[Begin Input for this task]

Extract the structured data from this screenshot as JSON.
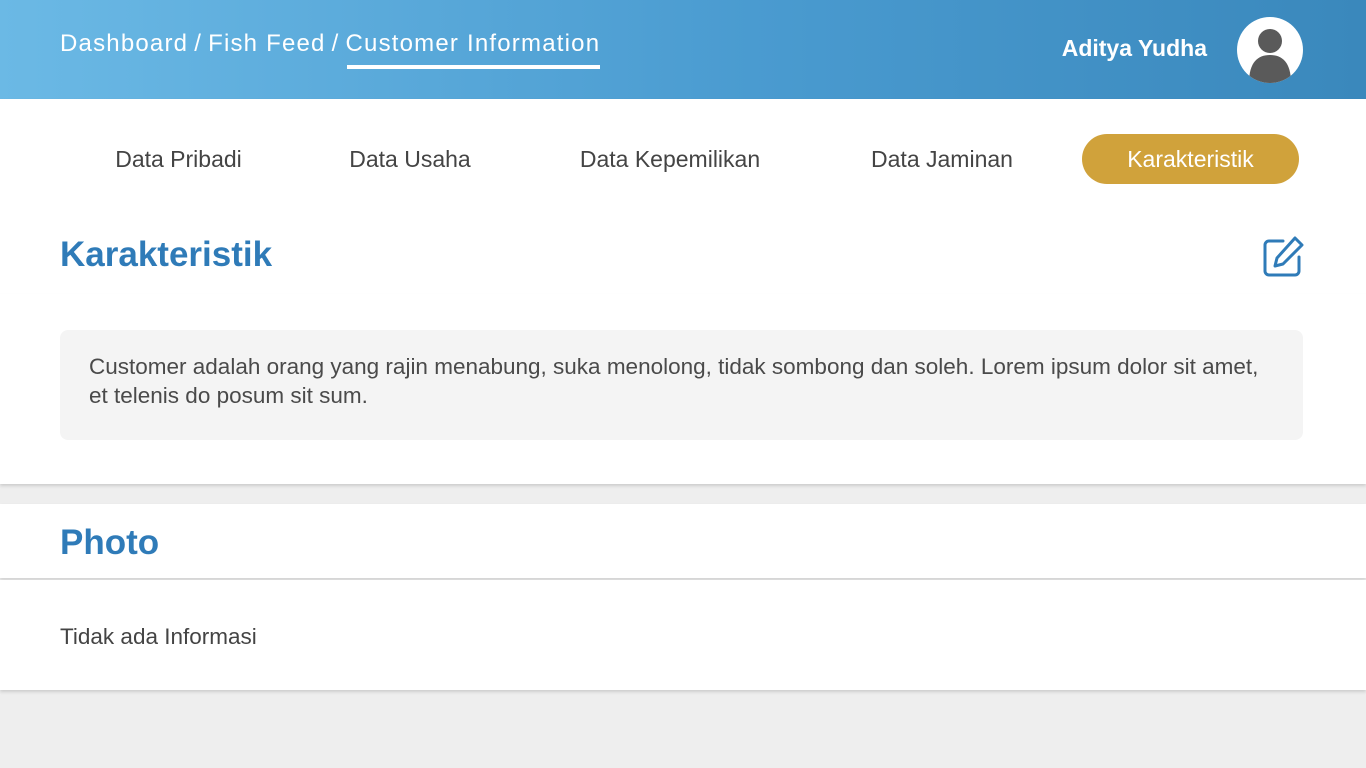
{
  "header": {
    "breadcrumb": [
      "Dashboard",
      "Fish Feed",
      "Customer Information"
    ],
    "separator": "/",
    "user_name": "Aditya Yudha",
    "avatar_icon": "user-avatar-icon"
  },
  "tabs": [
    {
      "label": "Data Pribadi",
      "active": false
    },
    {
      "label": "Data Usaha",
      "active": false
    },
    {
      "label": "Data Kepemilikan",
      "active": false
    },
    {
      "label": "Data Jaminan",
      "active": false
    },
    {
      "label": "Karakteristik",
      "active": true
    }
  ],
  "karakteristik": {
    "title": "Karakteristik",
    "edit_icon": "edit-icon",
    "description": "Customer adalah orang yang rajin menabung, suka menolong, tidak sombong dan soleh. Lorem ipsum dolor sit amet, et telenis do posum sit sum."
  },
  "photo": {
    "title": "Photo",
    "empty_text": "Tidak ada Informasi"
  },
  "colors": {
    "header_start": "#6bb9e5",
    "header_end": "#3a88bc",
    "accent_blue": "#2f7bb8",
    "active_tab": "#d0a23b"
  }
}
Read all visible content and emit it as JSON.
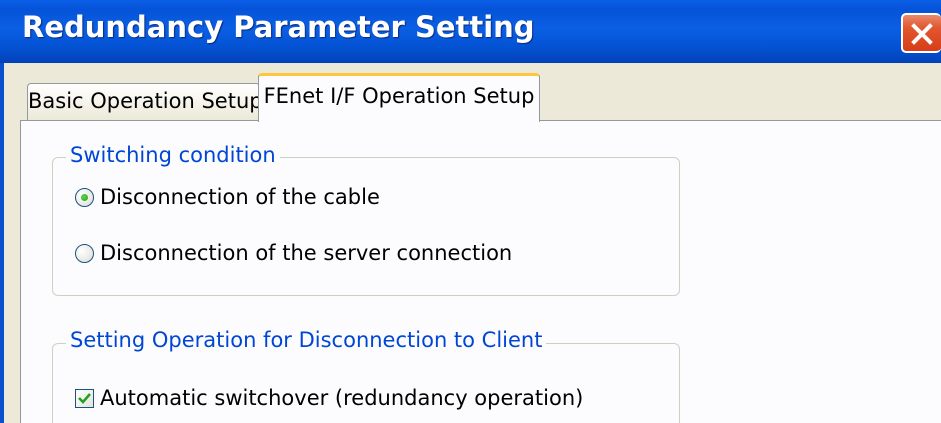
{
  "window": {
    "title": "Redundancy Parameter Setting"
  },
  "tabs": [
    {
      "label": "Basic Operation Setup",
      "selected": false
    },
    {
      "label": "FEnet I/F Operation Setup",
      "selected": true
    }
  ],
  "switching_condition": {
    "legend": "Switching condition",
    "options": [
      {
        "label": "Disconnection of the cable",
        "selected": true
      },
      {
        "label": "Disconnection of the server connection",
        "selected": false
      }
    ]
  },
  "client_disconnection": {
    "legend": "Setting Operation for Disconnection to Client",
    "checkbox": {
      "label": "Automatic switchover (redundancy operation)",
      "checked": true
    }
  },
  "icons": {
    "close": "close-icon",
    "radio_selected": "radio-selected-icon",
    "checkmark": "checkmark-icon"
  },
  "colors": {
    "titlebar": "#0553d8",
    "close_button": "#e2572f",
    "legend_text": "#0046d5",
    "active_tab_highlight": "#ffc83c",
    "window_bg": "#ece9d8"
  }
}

[End Input for this task]

*Exercise description:*
Locate each line with the word "Customer" and copy it.

*Expected answer:*
      "Customer Information"
    "description": "Customer adalah orang yang rajin menabung, suka menolong, tidak sombong dan soleh. Lorem ipsum dolor sit amet, et telenis do posum sit sum."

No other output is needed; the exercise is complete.